Below are some records; work out how many of their lines contain "size" and give the number only.

-- Extracted records --
+-------+

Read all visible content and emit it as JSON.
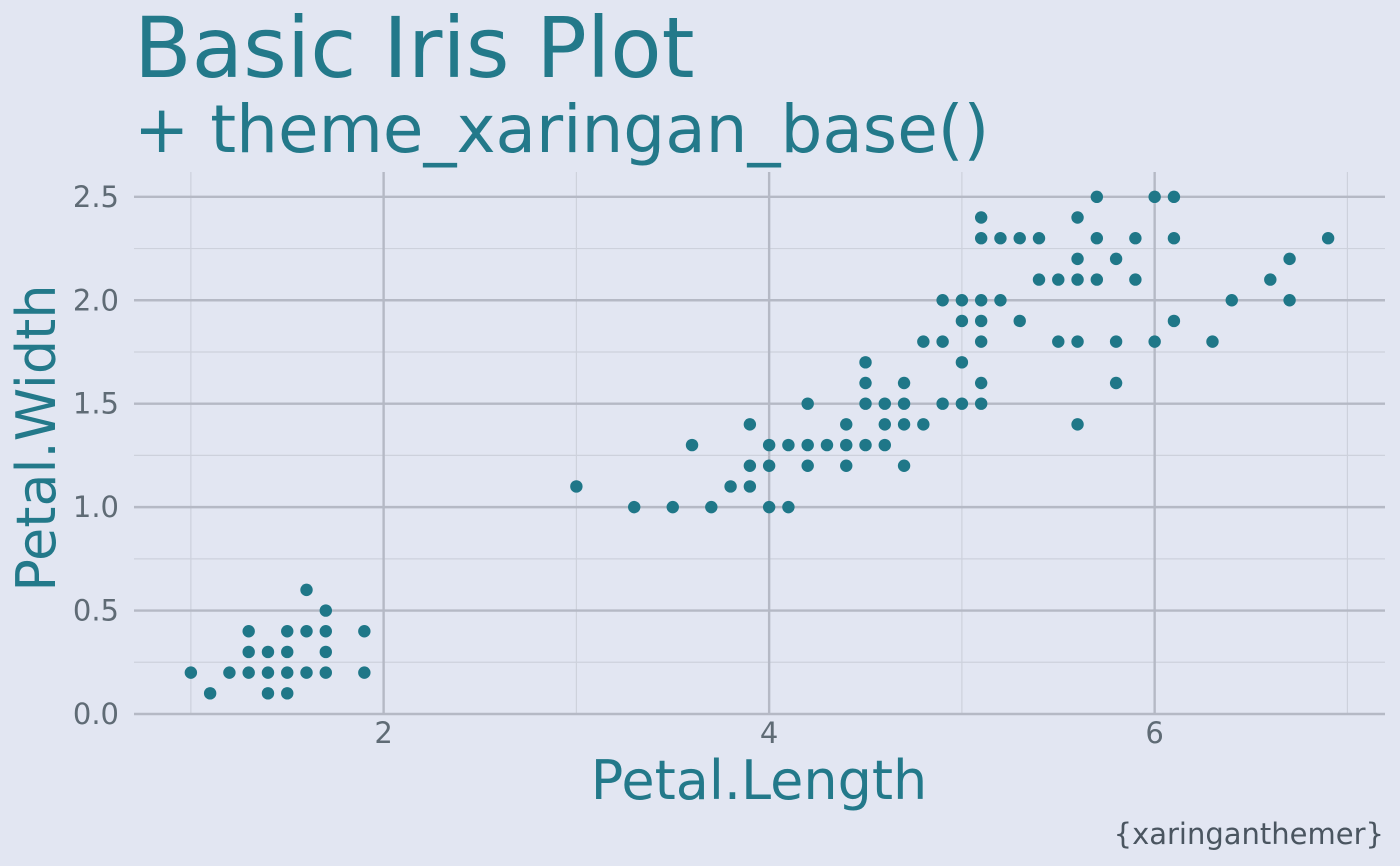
{
  "chart_data": {
    "type": "scatter",
    "title": "Basic Iris Plot",
    "subtitle": "+ theme_xaringan_base()",
    "caption": "{xaringanthemer}",
    "xlabel": "Petal.Length",
    "ylabel": "Petal.Width",
    "xlim": [
      0.705,
      7.195
    ],
    "ylim": [
      0.0,
      2.62
    ],
    "x_ticks": [
      2,
      4,
      6
    ],
    "x_tick_labels": [
      "2",
      "4",
      "6"
    ],
    "x_minor_ticks": [
      1,
      3,
      5,
      7
    ],
    "y_ticks": [
      0.0,
      0.5,
      1.0,
      1.5,
      2.0,
      2.5
    ],
    "y_tick_labels": [
      "0.0",
      "0.5",
      "1.0",
      "1.5",
      "2.0",
      "2.5"
    ],
    "y_minor_ticks": [
      0.25,
      0.75,
      1.25,
      1.75,
      2.25
    ],
    "grid": true,
    "point_color": "#1F7788",
    "text_color": "#23798A",
    "background": "#E2E6F2",
    "points": [
      [
        1.0,
        0.2
      ],
      [
        1.1,
        0.1
      ],
      [
        1.2,
        0.2
      ],
      [
        1.3,
        0.2
      ],
      [
        1.3,
        0.3
      ],
      [
        1.3,
        0.4
      ],
      [
        1.4,
        0.1
      ],
      [
        1.4,
        0.2
      ],
      [
        1.4,
        0.3
      ],
      [
        1.5,
        0.1
      ],
      [
        1.5,
        0.2
      ],
      [
        1.5,
        0.3
      ],
      [
        1.5,
        0.4
      ],
      [
        1.6,
        0.2
      ],
      [
        1.6,
        0.4
      ],
      [
        1.6,
        0.6
      ],
      [
        1.7,
        0.2
      ],
      [
        1.7,
        0.3
      ],
      [
        1.7,
        0.4
      ],
      [
        1.7,
        0.5
      ],
      [
        1.9,
        0.2
      ],
      [
        1.9,
        0.4
      ],
      [
        3.0,
        1.1
      ],
      [
        3.3,
        1.0
      ],
      [
        3.5,
        1.0
      ],
      [
        3.6,
        1.3
      ],
      [
        3.7,
        1.0
      ],
      [
        3.8,
        1.1
      ],
      [
        3.9,
        1.1
      ],
      [
        3.9,
        1.2
      ],
      [
        3.9,
        1.4
      ],
      [
        4.0,
        1.0
      ],
      [
        4.0,
        1.2
      ],
      [
        4.0,
        1.3
      ],
      [
        4.1,
        1.0
      ],
      [
        4.1,
        1.3
      ],
      [
        4.2,
        1.2
      ],
      [
        4.2,
        1.3
      ],
      [
        4.2,
        1.5
      ],
      [
        4.3,
        1.3
      ],
      [
        4.4,
        1.2
      ],
      [
        4.4,
        1.3
      ],
      [
        4.4,
        1.4
      ],
      [
        4.5,
        1.3
      ],
      [
        4.5,
        1.5
      ],
      [
        4.5,
        1.6
      ],
      [
        4.5,
        1.7
      ],
      [
        4.6,
        1.3
      ],
      [
        4.6,
        1.4
      ],
      [
        4.6,
        1.5
      ],
      [
        4.7,
        1.2
      ],
      [
        4.7,
        1.4
      ],
      [
        4.7,
        1.5
      ],
      [
        4.7,
        1.6
      ],
      [
        4.8,
        1.4
      ],
      [
        4.8,
        1.8
      ],
      [
        4.9,
        1.5
      ],
      [
        4.9,
        1.8
      ],
      [
        4.9,
        2.0
      ],
      [
        5.0,
        1.5
      ],
      [
        5.0,
        1.7
      ],
      [
        5.0,
        1.9
      ],
      [
        5.0,
        2.0
      ],
      [
        5.1,
        1.5
      ],
      [
        5.1,
        1.6
      ],
      [
        5.1,
        1.8
      ],
      [
        5.1,
        1.9
      ],
      [
        5.1,
        2.0
      ],
      [
        5.1,
        2.3
      ],
      [
        5.1,
        2.4
      ],
      [
        5.2,
        2.0
      ],
      [
        5.2,
        2.3
      ],
      [
        5.3,
        1.9
      ],
      [
        5.3,
        2.3
      ],
      [
        5.4,
        2.1
      ],
      [
        5.4,
        2.3
      ],
      [
        5.5,
        1.8
      ],
      [
        5.5,
        2.1
      ],
      [
        5.6,
        1.4
      ],
      [
        5.6,
        1.8
      ],
      [
        5.6,
        2.1
      ],
      [
        5.6,
        2.2
      ],
      [
        5.6,
        2.4
      ],
      [
        5.7,
        2.1
      ],
      [
        5.7,
        2.3
      ],
      [
        5.7,
        2.5
      ],
      [
        5.8,
        1.6
      ],
      [
        5.8,
        1.8
      ],
      [
        5.8,
        2.2
      ],
      [
        5.9,
        2.1
      ],
      [
        5.9,
        2.3
      ],
      [
        6.0,
        1.8
      ],
      [
        6.0,
        2.5
      ],
      [
        6.1,
        1.9
      ],
      [
        6.1,
        2.3
      ],
      [
        6.1,
        2.5
      ],
      [
        6.3,
        1.8
      ],
      [
        6.4,
        2.0
      ],
      [
        6.6,
        2.1
      ],
      [
        6.7,
        2.0
      ],
      [
        6.7,
        2.2
      ],
      [
        6.9,
        2.3
      ]
    ]
  }
}
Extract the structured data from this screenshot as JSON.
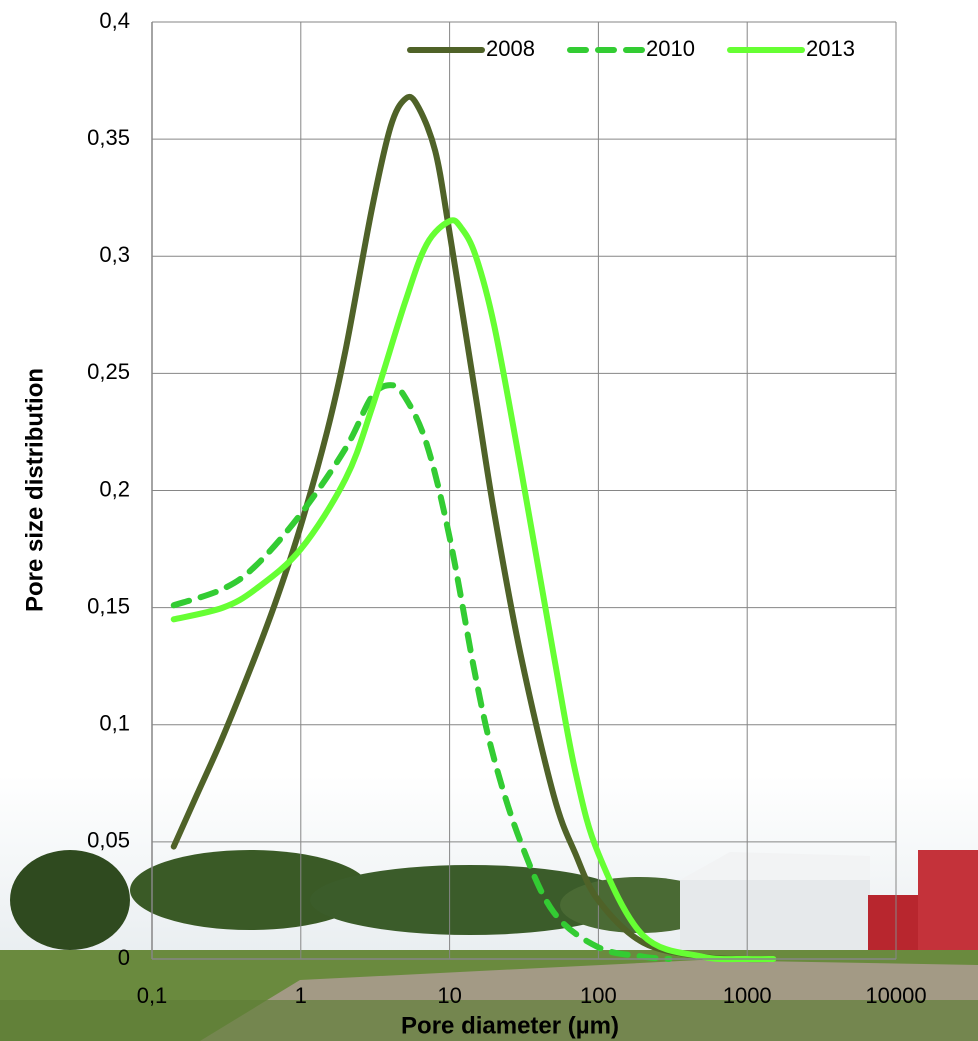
{
  "chart_data": {
    "type": "line",
    "xlabel": "Pore diameter (µm)",
    "ylabel": "Pore size distribution",
    "xscale": "log",
    "xlim": [
      0.1,
      10000
    ],
    "xticks": [
      {
        "value": 0.1,
        "label": "0,1"
      },
      1,
      10,
      100,
      1000,
      10000
    ],
    "ylim": [
      0,
      0.4
    ],
    "yticks": [
      0,
      {
        "value": 0.05,
        "label": "0,05"
      },
      {
        "value": 0.1,
        "label": "0,1"
      },
      {
        "value": 0.15,
        "label": "0,15"
      },
      {
        "value": 0.2,
        "label": "0,2"
      },
      {
        "value": 0.25,
        "label": "0,25"
      },
      {
        "value": 0.3,
        "label": "0,3"
      },
      {
        "value": 0.35,
        "label": "0,35"
      },
      {
        "value": 0.4,
        "label": "0,4"
      }
    ],
    "grid": true,
    "legend": "top-right",
    "series": [
      {
        "name": "2008",
        "color": "#4f6228",
        "dashed": false,
        "x": [
          0.14,
          0.2,
          0.3,
          0.5,
          0.7,
          1,
          1.5,
          2,
          3,
          4,
          5,
          6,
          8,
          10,
          15,
          20,
          30,
          50,
          70,
          100,
          200,
          500,
          1000,
          1500
        ],
        "values": [
          0.048,
          0.07,
          0.095,
          0.13,
          0.155,
          0.185,
          0.225,
          0.26,
          0.32,
          0.355,
          0.367,
          0.365,
          0.345,
          0.31,
          0.24,
          0.19,
          0.13,
          0.07,
          0.045,
          0.025,
          0.007,
          0.001,
          0,
          0
        ]
      },
      {
        "name": "2010",
        "color": "#33cc33",
        "dashed": true,
        "x": [
          0.14,
          0.3,
          0.5,
          1,
          2,
          3,
          4,
          5,
          7,
          10,
          15,
          20,
          30,
          50,
          100,
          200,
          300
        ],
        "values": [
          0.151,
          0.158,
          0.168,
          0.19,
          0.218,
          0.24,
          0.245,
          0.24,
          0.22,
          0.18,
          0.12,
          0.085,
          0.05,
          0.02,
          0.005,
          0.001,
          0
        ]
      },
      {
        "name": "2013",
        "color": "#66ff33",
        "dashed": false,
        "x": [
          0.14,
          0.3,
          0.5,
          1,
          2,
          3,
          5,
          7,
          10,
          12,
          15,
          20,
          30,
          50,
          70,
          100,
          200,
          500,
          1000,
          1500
        ],
        "values": [
          0.145,
          0.15,
          0.158,
          0.175,
          0.205,
          0.235,
          0.28,
          0.305,
          0.315,
          0.312,
          0.3,
          0.27,
          0.21,
          0.13,
          0.08,
          0.045,
          0.01,
          0.001,
          0,
          0
        ]
      }
    ]
  }
}
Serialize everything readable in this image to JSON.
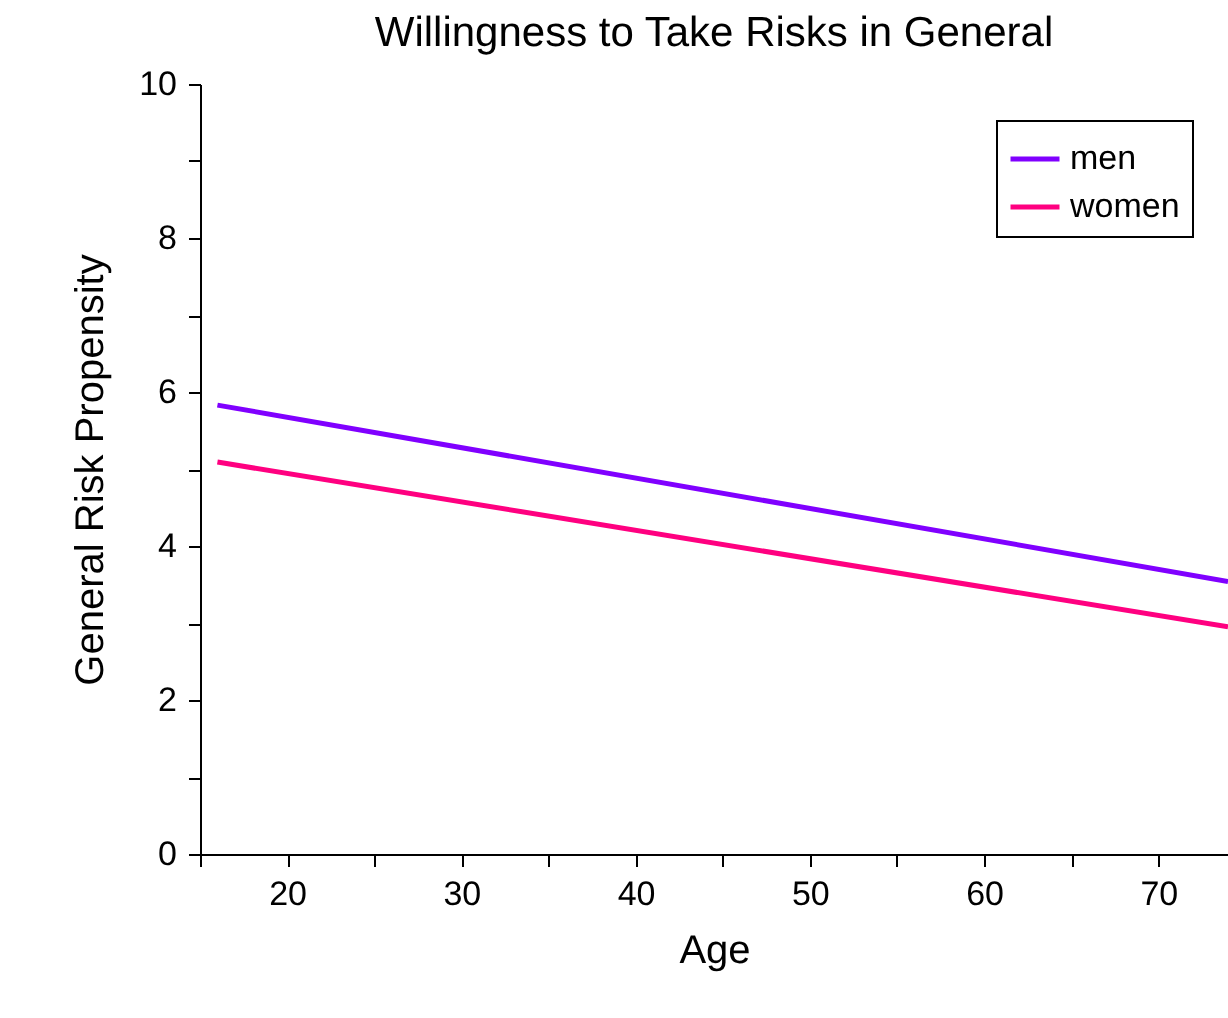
{
  "chart_data": {
    "type": "line",
    "title": "Willingness to Take Risks in General",
    "xlabel": "Age",
    "ylabel": "General Risk Propensity",
    "x": [
      16,
      74
    ],
    "series": [
      {
        "name": "men",
        "color": "#8000ff",
        "values": [
          5.83,
          3.54
        ]
      },
      {
        "name": "women",
        "color": "#ff0080",
        "values": [
          5.09,
          2.95
        ]
      }
    ],
    "xlim": [
      15,
      74
    ],
    "ylim": [
      0,
      10
    ],
    "xticks": [
      {
        "value": 15,
        "label": null
      },
      20,
      {
        "value": 25,
        "label": null
      },
      30,
      {
        "value": 35,
        "label": null
      },
      40,
      {
        "value": 45,
        "label": null
      },
      50,
      {
        "value": 55,
        "label": null
      },
      60,
      {
        "value": 65,
        "label": null
      },
      70
    ],
    "yticks": [
      0,
      {
        "value": 1,
        "label": null
      },
      2,
      {
        "value": 3,
        "label": null
      },
      4,
      {
        "value": 5,
        "label": null
      },
      6,
      {
        "value": 7,
        "label": null
      },
      8,
      {
        "value": 9,
        "label": null
      },
      10
    ],
    "grid": false,
    "legend": "top right",
    "marker": "none",
    "line_style": "solid"
  }
}
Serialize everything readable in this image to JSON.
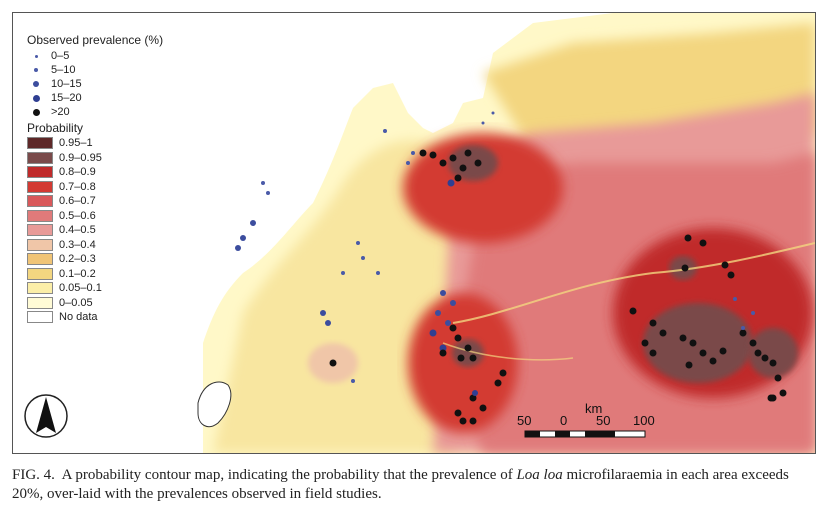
{
  "legend": {
    "observed_title": "Observed prevalence (%)",
    "observed": [
      {
        "label": "0–5",
        "color": "#4a5aa8",
        "size": 3
      },
      {
        "label": "5–10",
        "color": "#4a5aa8",
        "size": 4
      },
      {
        "label": "10–15",
        "color": "#3c4d9e",
        "size": 6
      },
      {
        "label": "15–20",
        "color": "#2f3f92",
        "size": 7
      },
      {
        "label": ">20",
        "color": "#111111",
        "size": 7
      }
    ],
    "probability_title": "Probability",
    "probability": [
      {
        "label": "0.95–1",
        "color": "#5e2828"
      },
      {
        "label": "0.9–0.95",
        "color": "#7a4a4a"
      },
      {
        "label": "0.8–0.9",
        "color": "#c02a2a"
      },
      {
        "label": "0.7–0.8",
        "color": "#d33a33"
      },
      {
        "label": "0.6–0.7",
        "color": "#d9585a"
      },
      {
        "label": "0.5–0.6",
        "color": "#e07a7a"
      },
      {
        "label": "0.4–0.5",
        "color": "#e89a98"
      },
      {
        "label": "0.3–0.4",
        "color": "#f0c6a8"
      },
      {
        "label": "0.2–0.3",
        "color": "#f0c476"
      },
      {
        "label": "0.1–0.2",
        "color": "#f3d680"
      },
      {
        "label": "0.05–0.1",
        "color": "#fbeea8"
      },
      {
        "label": "0–0.05",
        "color": "#fffbd6"
      },
      {
        "label": "No data",
        "color": "#ffffff"
      }
    ]
  },
  "scale": {
    "unit": "km",
    "ticks": [
      "50",
      "0",
      "50",
      "100"
    ]
  },
  "caption": {
    "prefix": "FIG. 4.",
    "text_before": "  A probability contour map, indicating the probability that the prevalence of ",
    "species": "Loa loa",
    "text_after": " microfilaraemia in each area exceeds 20%, over-laid with the prevalences observed in field studies."
  }
}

+-------+

-- Task response --
6